--- start of Record set ---

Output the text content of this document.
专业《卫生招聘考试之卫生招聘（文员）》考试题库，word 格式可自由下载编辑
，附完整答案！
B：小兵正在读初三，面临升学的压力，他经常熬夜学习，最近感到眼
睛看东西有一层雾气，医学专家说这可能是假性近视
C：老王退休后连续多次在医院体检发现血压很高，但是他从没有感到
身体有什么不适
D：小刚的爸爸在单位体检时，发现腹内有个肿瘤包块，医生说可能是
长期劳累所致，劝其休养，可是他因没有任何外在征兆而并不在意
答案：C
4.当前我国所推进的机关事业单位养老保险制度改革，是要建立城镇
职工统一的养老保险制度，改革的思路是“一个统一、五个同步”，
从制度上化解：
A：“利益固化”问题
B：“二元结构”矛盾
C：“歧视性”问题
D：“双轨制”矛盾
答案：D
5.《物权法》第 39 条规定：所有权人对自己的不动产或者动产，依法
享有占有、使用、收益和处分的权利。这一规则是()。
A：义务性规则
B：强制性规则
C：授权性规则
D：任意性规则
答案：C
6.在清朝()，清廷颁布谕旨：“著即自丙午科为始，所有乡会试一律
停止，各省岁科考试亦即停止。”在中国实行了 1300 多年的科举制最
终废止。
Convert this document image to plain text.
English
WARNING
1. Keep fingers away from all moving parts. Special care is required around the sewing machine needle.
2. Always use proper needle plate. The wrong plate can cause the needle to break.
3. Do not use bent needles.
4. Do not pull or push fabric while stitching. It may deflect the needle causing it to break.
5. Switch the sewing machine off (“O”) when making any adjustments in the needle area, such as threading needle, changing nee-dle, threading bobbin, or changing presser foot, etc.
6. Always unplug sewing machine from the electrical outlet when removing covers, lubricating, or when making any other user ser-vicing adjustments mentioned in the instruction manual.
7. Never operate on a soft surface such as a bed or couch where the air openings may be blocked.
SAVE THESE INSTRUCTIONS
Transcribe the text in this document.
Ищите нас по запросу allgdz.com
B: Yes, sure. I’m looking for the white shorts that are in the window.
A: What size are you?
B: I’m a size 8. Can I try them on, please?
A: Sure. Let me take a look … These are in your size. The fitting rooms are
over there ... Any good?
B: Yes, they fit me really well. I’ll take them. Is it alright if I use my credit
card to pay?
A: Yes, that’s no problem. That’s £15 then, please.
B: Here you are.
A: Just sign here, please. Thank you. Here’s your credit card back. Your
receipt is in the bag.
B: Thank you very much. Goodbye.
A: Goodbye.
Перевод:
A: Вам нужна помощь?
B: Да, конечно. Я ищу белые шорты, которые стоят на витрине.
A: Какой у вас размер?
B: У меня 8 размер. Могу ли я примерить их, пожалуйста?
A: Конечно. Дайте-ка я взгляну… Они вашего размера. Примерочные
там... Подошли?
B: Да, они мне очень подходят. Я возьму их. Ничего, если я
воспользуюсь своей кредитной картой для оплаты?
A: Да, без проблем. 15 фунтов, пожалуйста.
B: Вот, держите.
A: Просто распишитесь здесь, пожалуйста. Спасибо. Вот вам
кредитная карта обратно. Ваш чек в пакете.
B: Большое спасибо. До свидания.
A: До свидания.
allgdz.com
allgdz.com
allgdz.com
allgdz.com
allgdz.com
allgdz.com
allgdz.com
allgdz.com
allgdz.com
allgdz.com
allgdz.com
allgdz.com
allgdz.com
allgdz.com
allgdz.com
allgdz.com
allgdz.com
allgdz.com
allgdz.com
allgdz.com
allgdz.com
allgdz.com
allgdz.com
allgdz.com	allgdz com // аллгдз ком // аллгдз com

--- end of Record set ---

(Objective) Copy out every entry again, exactly as it was given.

(Finished answer)
Output the text content of this document.
专业《卫生招聘考试之卫生招聘（文员）》考试题库，word 格式可自由下载编辑
，附完整答案！
B：小兵正在读初三，面临升学的压力，他经常熬夜学习，最近感到眼
睛看东西有一层雾气，医学专家说这可能是假性近视
C：老王退休后连续多次在医院体检发现血压很高，但是他从没有感到
身体有什么不适
D：小刚的爸爸在单位体检时，发现腹内有个肿瘤包块，医生说可能是
长期劳累所致，劝其休养，可是他因没有任何外在征兆而并不在意
答案：C
4.当前我国所推进的机关事业单位养老保险制度改革，是要建立城镇
职工统一的养老保险制度，改革的思路是“一个统一、五个同步”，
从制度上化解：
A：“利益固化”问题
B：“二元结构”矛盾
C：“歧视性”问题
D：“双轨制”矛盾
答案：D
5.《物权法》第 39 条规定：所有权人对自己的不动产或者动产，依法
享有占有、使用、收益和处分的权利。这一规则是()。
A：义务性规则
B：强制性规则
C：授权性规则
D：任意性规则
答案：C
6.在清朝()，清廷颁布谕旨：“著即自丙午科为始，所有乡会试一律
停止，各省岁科考试亦即停止。”在中国实行了 1300 多年的科举制最
终废止。
Convert this document image to plain text.
English
WARNING
1. Keep fingers away from all moving parts. Special care is required around the sewing machine needle.
2. Always use proper needle plate. The wrong plate can cause the needle to break.
3. Do not use bent needles.
4. Do not pull or push fabric while stitching. It may deflect the needle causing it to break.
5. Switch the sewing machine off (“O”) when making any adjustments in the needle area, such as threading needle, changing nee-dle, threading bobbin, or changing presser foot, etc.
6. Always unplug sewing machine from the electrical outlet when removing covers, lubricating, or when making any other user ser-vicing adjustments mentioned in the instruction manual.
7. Never operate on a soft surface such as a bed or couch where the air openings may be blocked.
SAVE THESE INSTRUCTIONS
Transcribe the text in this document.
Ищите нас по запросу allgdz.com
B: Yes, sure. I’m looking for the white shorts that are in the window.
A: What size are you?
B: I’m a size 8. Can I try them on, please?
A: Sure. Let me take a look … These are in your size. The fitting rooms are
over there ... Any good?
B: Yes, they fit me really well. I’ll take them. Is it alright if I use my credit
card to pay?
A: Yes, that’s no problem. That’s £15 then, please.
B: Here you are.
A: Just sign here, please. Thank you. Here’s your credit card back. Your
receipt is in the bag.
B: Thank you very much. Goodbye.
A: Goodbye.
Перевод:
A: Вам нужна помощь?
B: Да, конечно. Я ищу белые шорты, которые стоят на витрине.
A: Какой у вас размер?
B: У меня 8 размер. Могу ли я примерить их, пожалуйста?
A: Конечно. Дайте-ка я взгляну… Они вашего размера. Примерочные
там... Подошли?
B: Да, они мне очень подходят. Я возьму их. Ничего, если я
воспользуюсь своей кредитной картой для оплаты?
A: Да, без проблем. 15 фунтов, пожалуйста.
B: Вот, держите.
A: Просто распишитесь здесь, пожалуйста. Спасибо. Вот вам
кредитная карта обратно. Ваш чек в пакете.
B: Большое спасибо. До свидания.
A: До свидания.
allgdz.com
allgdz.com
allgdz.com
allgdz.com
allgdz.com
allgdz.com
allgdz.com
allgdz.com
allgdz.com
allgdz.com
allgdz.com
allgdz.com
allgdz.com
allgdz.com
allgdz.com
allgdz.com
allgdz.com
allgdz.com
allgdz.com
allgdz.com
allgdz.com
allgdz.com
allgdz.com
allgdz.com	allgdz com // аллгдз ком // аллгдз com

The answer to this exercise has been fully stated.